### SHORT PROBLEM
Please list all lines of the material below in which the string "sono" occurs.

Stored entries

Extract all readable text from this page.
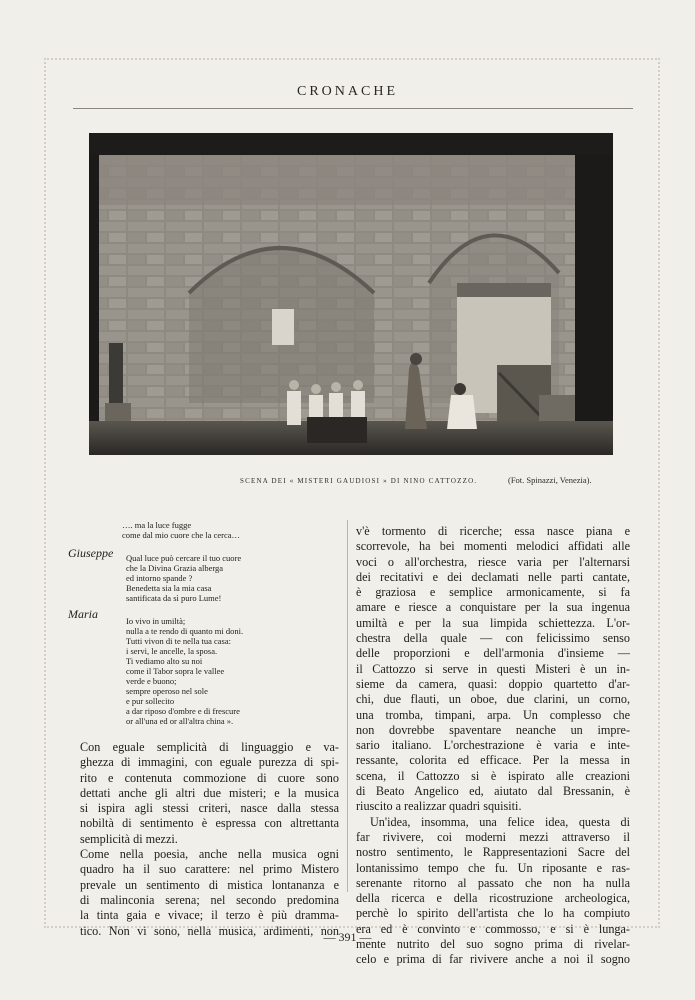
CRONACHE
SCENA DEI « MISTERI GAUDIOSI » DI NINO CATTOZZO.	(Fot. Spinazzi, Venezia).
…. ma la luce fugge
come dal mio cuore che la cerca…
Giuseppe	Qual luce può cercare il tuo cuore
che la Divina Grazia alberga
ed intorno spande ?
Benedetta sia la mia casa
santificata da sì puro Lume!
Maria	Io vivo in umiltà;
nulla a te rendo di quanto mi doni.
Tutti vivon di te nella tua casa:
i servi, le ancelle, la sposa.
Ti vediamo alto su noi
come il Tabor sopra le vallee
verde e buono;
sempre operoso nel sole
e pur sollecito
a dar riposo d'ombre e di frescure
or all'una ed or all'altra china ».

Con eguale semplicità di linguaggio e va-
ghezza di immagini, con eguale purezza di spi-
rito e contenuta commozione di cuore sono
dettati anche gli altri due misteri; e la musica
si ispira agli stessi criteri, nasce dalla stessa
nobiltà di sentimento è espressa con altrettanta
semplicità di mezzi.

Come nella poesia, anche nella musica ogni
quadro ha il suo carattere: nel primo Mistero
prevale un sentimento di mistica lontananza e
di malinconia serena; nel secondo predomina
la tinta gaia e vivace; il terzo è più dramma-
tico. Non vi sono, nella musica, ardimenti, non

v'è tormento di ricerche; essa nasce piana e
scorrevole, ha bei momenti melodici affidati alle
voci o all'orchestra, riesce varia per l'alternarsi
dei recitativi e dei declamati nelle parti cantate,
è graziosa e semplice armonicamente, si fa
amare e riesce a conquistare per la sua ingenua
umiltà e per la sua limpida schiettezza. L'or-
chestra della quale — con felicissimo senso
delle proporzioni e dell'armonia d'insieme —
il Cattozzo si serve in questi Misteri è un in-
sieme da camera, quasi: doppio quartetto d'ar-
chi, due flauti, un oboe, due clarini, un corno,
una tromba, timpani, arpa. Un complesso che
non dovrebbe spaventare neanche un impre-
sario italiano. L'orchestrazione è varia e inte-
ressante, colorita ed efficace. Per la messa in
scena, il Cattozzo si è ispirato alle creazioni
di Beato Angelico ed, aiutato dal Bressanin, è
riuscito a realizzar quadri squisiti.

Un'idea, insomma, una felice idea, questa di
far rivivere, coi moderni mezzi attraverso il
nostro sentimento, le Rappresentazioni Sacre del
lontanissimo tempo che fu. Un riposante e ras-
serenante ritorno al passato che non ha nulla
della ricerca e della ricostruzione archeologica,
perchè lo spirito dell'artista che lo ha compiuto
era ed è convinto e commosso, e si è lunga-
mente nutrito del suo sogno prima di rivelar-
celo e prima di far rivivere anche a noi il sogno

— 391 —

### THE RESULT
rito e contenuta commozione di cuore sono
tico. Non vi sono, nella musica, ardimenti, non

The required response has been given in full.